## Work to complete
All of the data must be printed exactly; please include every line.

Data entries for graphics

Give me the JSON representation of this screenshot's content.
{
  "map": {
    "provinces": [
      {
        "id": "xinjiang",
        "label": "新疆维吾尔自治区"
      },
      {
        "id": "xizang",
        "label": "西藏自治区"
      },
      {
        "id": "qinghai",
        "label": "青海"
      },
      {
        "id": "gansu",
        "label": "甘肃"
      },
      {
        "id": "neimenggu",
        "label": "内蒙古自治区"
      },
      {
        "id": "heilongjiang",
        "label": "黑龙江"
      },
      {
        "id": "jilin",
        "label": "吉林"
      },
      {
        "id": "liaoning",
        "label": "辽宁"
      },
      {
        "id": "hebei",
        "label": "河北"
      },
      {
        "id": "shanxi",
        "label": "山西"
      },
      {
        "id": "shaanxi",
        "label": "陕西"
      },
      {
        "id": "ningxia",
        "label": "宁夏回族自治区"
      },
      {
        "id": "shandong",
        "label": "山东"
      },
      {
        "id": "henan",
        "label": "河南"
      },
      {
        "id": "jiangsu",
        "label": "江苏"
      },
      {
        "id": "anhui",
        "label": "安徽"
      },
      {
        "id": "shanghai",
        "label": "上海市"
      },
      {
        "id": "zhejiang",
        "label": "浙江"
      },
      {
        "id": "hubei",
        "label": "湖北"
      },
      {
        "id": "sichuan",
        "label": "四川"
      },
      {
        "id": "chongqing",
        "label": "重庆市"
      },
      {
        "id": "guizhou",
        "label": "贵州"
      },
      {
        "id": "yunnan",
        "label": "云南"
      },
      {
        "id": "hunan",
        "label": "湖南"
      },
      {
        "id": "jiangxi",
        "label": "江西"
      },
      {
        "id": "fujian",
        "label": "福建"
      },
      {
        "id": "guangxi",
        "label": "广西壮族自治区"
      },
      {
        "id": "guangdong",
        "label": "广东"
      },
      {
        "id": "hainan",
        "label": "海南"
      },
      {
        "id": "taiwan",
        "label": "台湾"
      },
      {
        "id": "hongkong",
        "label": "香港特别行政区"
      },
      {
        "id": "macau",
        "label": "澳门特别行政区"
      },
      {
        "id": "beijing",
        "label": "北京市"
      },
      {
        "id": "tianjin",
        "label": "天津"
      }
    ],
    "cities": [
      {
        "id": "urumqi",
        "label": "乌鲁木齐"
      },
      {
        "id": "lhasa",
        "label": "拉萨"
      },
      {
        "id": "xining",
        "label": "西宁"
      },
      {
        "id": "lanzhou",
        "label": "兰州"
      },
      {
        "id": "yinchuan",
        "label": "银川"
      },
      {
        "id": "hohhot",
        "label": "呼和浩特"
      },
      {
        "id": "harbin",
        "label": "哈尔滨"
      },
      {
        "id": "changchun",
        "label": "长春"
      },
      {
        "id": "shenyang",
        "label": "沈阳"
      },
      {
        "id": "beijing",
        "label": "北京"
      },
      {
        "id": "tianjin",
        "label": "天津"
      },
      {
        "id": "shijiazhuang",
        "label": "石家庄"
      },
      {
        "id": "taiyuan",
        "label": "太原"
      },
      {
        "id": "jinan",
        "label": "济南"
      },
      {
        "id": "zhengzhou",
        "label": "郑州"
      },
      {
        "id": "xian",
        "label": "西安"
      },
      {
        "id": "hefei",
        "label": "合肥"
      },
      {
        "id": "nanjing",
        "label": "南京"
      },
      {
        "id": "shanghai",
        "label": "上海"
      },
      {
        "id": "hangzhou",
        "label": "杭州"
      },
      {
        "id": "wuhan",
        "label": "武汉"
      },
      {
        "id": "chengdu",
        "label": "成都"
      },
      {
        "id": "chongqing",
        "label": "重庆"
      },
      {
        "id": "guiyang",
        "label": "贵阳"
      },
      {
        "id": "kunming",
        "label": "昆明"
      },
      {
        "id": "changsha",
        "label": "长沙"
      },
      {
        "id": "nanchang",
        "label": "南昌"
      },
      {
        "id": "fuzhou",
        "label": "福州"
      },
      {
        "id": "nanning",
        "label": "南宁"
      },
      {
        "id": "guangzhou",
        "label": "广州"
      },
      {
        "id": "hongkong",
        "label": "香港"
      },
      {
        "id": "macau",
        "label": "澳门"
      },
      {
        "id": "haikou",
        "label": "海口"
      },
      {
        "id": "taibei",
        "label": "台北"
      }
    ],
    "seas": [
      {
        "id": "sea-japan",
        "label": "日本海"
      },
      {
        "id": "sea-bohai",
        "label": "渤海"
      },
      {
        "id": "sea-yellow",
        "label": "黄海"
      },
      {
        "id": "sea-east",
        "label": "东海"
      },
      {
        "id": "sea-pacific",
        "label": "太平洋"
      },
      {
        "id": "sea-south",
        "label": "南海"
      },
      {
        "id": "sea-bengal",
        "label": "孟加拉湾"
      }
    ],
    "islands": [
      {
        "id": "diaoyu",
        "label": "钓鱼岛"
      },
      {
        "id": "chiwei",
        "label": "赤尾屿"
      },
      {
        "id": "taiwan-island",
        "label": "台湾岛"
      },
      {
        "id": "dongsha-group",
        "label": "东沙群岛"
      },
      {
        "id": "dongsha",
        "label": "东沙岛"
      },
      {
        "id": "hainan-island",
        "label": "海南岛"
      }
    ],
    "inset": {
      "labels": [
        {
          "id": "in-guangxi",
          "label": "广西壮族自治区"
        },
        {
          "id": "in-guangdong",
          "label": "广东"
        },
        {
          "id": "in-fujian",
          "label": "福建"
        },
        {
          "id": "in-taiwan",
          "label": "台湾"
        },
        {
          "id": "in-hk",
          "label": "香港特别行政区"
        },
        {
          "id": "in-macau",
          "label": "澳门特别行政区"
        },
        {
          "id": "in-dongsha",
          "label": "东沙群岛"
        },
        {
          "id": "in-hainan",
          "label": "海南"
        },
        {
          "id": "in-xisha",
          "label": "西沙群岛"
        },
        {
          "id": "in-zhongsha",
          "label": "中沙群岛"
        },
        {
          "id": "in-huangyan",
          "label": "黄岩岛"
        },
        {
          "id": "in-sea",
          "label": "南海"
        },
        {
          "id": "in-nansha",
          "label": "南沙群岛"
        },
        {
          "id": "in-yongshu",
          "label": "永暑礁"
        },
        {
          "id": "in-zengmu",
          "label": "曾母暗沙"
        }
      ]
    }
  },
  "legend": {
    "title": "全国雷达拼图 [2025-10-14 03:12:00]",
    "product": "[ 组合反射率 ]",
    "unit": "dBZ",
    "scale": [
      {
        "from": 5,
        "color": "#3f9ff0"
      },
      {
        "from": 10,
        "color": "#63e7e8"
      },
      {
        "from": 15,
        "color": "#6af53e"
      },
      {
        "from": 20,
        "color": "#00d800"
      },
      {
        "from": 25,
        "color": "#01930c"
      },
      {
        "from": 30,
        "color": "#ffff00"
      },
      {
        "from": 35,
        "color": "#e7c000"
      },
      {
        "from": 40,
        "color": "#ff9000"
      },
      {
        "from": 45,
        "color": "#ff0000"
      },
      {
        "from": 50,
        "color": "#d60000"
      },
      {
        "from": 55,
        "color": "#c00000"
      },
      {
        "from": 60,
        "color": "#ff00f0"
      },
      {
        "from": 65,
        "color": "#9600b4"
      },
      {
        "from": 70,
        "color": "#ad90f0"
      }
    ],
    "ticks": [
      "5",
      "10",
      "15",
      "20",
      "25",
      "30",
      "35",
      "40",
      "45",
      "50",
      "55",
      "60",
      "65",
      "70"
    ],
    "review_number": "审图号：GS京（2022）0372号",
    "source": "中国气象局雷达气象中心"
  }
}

## Expected output
Give me the JSON representation of this screenshot's content.
{
  "map": {
    "provinces": [
      {
        "id": "xinjiang",
        "label": "新疆维吾尔自治区"
      },
      {
        "id": "xizang",
        "label": "西藏自治区"
      },
      {
        "id": "qinghai",
        "label": "青海"
      },
      {
        "id": "gansu",
        "label": "甘肃"
      },
      {
        "id": "neimenggu",
        "label": "内蒙古自治区"
      },
      {
        "id": "heilongjiang",
        "label": "黑龙江"
      },
      {
        "id": "jilin",
        "label": "吉林"
      },
      {
        "id": "liaoning",
        "label": "辽宁"
      },
      {
        "id": "hebei",
        "label": "河北"
      },
      {
        "id": "shanxi",
        "label": "山西"
      },
      {
        "id": "shaanxi",
        "label": "陕西"
      },
      {
        "id": "ningxia",
        "label": "宁夏回族自治区"
      },
      {
        "id": "shandong",
        "label": "山东"
      },
      {
        "id": "henan",
        "label": "河南"
      },
      {
        "id": "jiangsu",
        "label": "江苏"
      },
      {
        "id": "anhui",
        "label": "安徽"
      },
      {
        "id": "shanghai",
        "label": "上海市"
      },
      {
        "id": "zhejiang",
        "label": "浙江"
      },
      {
        "id": "hubei",
        "label": "湖北"
      },
      {
        "id": "sichuan",
        "label": "四川"
      },
      {
        "id": "chongqing",
        "label": "重庆市"
      },
      {
        "id": "guizhou",
        "label": "贵州"
      },
      {
        "id": "yunnan",
        "label": "云南"
      },
      {
        "id": "hunan",
        "label": "湖南"
      },
      {
        "id": "jiangxi",
        "label": "江西"
      },
      {
        "id": "fujian",
        "label": "福建"
      },
      {
        "id": "guangxi",
        "label": "广西壮族自治区"
      },
      {
        "id": "guangdong",
        "label": "广东"
      },
      {
        "id": "hainan",
        "label": "海南"
      },
      {
        "id": "taiwan",
        "label": "台湾"
      },
      {
        "id": "hongkong",
        "label": "香港特别行政区"
      },
      {
        "id": "macau",
        "label": "澳门特别行政区"
      },
      {
        "id": "beijing",
        "label": "北京市"
      },
      {
        "id": "tianjin",
        "label": "天津"
      }
    ],
    "cities": [
      {
        "id": "urumqi",
        "label": "乌鲁木齐"
      },
      {
        "id": "lhasa",
        "label": "拉萨"
      },
      {
        "id": "xining",
        "label": "西宁"
      },
      {
        "id": "lanzhou",
        "label": "兰州"
      },
      {
        "id": "yinchuan",
        "label": "银川"
      },
      {
        "id": "hohhot",
        "label": "呼和浩特"
      },
      {
        "id": "harbin",
        "label": "哈尔滨"
      },
      {
        "id": "changchun",
        "label": "长春"
      },
      {
        "id": "shenyang",
        "label": "沈阳"
      },
      {
        "id": "beijing",
        "label": "北京"
      },
      {
        "id": "tianjin",
        "label": "天津"
      },
      {
        "id": "shijiazhuang",
        "label": "石家庄"
      },
      {
        "id": "taiyuan",
        "label": "太原"
      },
      {
        "id": "jinan",
        "label": "济南"
      },
      {
        "id": "zhengzhou",
        "label": "郑州"
      },
      {
        "id": "xian",
        "label": "西安"
      },
      {
        "id": "hefei",
        "label": "合肥"
      },
      {
        "id": "nanjing",
        "label": "南京"
      },
      {
        "id": "shanghai",
        "label": "上海"
      },
      {
        "id": "hangzhou",
        "label": "杭州"
      },
      {
        "id": "wuhan",
        "label": "武汉"
      },
      {
        "id": "chengdu",
        "label": "成都"
      },
      {
        "id": "chongqing",
        "label": "重庆"
      },
      {
        "id": "guiyang",
        "label": "贵阳"
      },
      {
        "id": "kunming",
        "label": "昆明"
      },
      {
        "id": "changsha",
        "label": "长沙"
      },
      {
        "id": "nanchang",
        "label": "南昌"
      },
      {
        "id": "fuzhou",
        "label": "福州"
      },
      {
        "id": "nanning",
        "label": "南宁"
      },
      {
        "id": "guangzhou",
        "label": "广州"
      },
      {
        "id": "hongkong",
        "label": "香港"
      },
      {
        "id": "macau",
        "label": "澳门"
      },
      {
        "id": "haikou",
        "label": "海口"
      },
      {
        "id": "taibei",
        "label": "台北"
      }
    ],
    "seas": [
      {
        "id": "sea-japan",
        "label": "日本海"
      },
      {
        "id": "sea-bohai",
        "label": "渤海"
      },
      {
        "id": "sea-yellow",
        "label": "黄海"
      },
      {
        "id": "sea-east",
        "label": "东海"
      },
      {
        "id": "sea-pacific",
        "label": "太平洋"
      },
      {
        "id": "sea-south",
        "label": "南海"
      },
      {
        "id": "sea-bengal",
        "label": "孟加拉湾"
      }
    ],
    "islands": [
      {
        "id": "diaoyu",
        "label": "钓鱼岛"
      },
      {
        "id": "chiwei",
        "label": "赤尾屿"
      },
      {
        "id": "taiwan-island",
        "label": "台湾岛"
      },
      {
        "id": "dongsha-group",
        "label": "东沙群岛"
      },
      {
        "id": "dongsha",
        "label": "东沙岛"
      },
      {
        "id": "hainan-island",
        "label": "海南岛"
      }
    ],
    "inset": {
      "labels": [
        {
          "id": "in-guangxi",
          "label": "广西壮族自治区"
        },
        {
          "id": "in-guangdong",
          "label": "广东"
        },
        {
          "id": "in-fujian",
          "label": "福建"
        },
        {
          "id": "in-taiwan",
          "label": "台湾"
        },
        {
          "id": "in-hk",
          "label": "香港特别行政区"
        },
        {
          "id": "in-macau",
          "label": "澳门特别行政区"
        },
        {
          "id": "in-dongsha",
          "label": "东沙群岛"
        },
        {
          "id": "in-hainan",
          "label": "海南"
        },
        {
          "id": "in-xisha",
          "label": "西沙群岛"
        },
        {
          "id": "in-zhongsha",
          "label": "中沙群岛"
        },
        {
          "id": "in-huangyan",
          "label": "黄岩岛"
        },
        {
          "id": "in-sea",
          "label": "南海"
        },
        {
          "id": "in-nansha",
          "label": "南沙群岛"
        },
        {
          "id": "in-yongshu",
          "label": "永暑礁"
        },
        {
          "id": "in-zengmu",
          "label": "曾母暗沙"
        }
      ]
    }
  },
  "legend": {
    "title": "全国雷达拼图 [2025-10-14 03:12:00]",
    "product": "[ 组合反射率 ]",
    "unit": "dBZ",
    "scale": [
      {
        "from": 5,
        "color": "#3f9ff0"
      },
      {
        "from": 10,
        "color": "#63e7e8"
      },
      {
        "from": 15,
        "color": "#6af53e"
      },
      {
        "from": 20,
        "color": "#00d800"
      },
      {
        "from": 25,
        "color": "#01930c"
      },
      {
        "from": 30,
        "color": "#ffff00"
      },
      {
        "from": 35,
        "color": "#e7c000"
      },
      {
        "from": 40,
        "color": "#ff9000"
      },
      {
        "from": 45,
        "color": "#ff0000"
      },
      {
        "from": 50,
        "color": "#d60000"
      },
      {
        "from": 55,
        "color": "#c00000"
      },
      {
        "from": 60,
        "color": "#ff00f0"
      },
      {
        "from": 65,
        "color": "#9600b4"
      },
      {
        "from": 70,
        "color": "#ad90f0"
      }
    ],
    "ticks": [
      "5",
      "10",
      "15",
      "20",
      "25",
      "30",
      "35",
      "40",
      "45",
      "50",
      "55",
      "60",
      "65",
      "70"
    ],
    "review_number": "审图号：GS京（2022）0372号",
    "source": "中国气象局雷达气象中心"
  }
}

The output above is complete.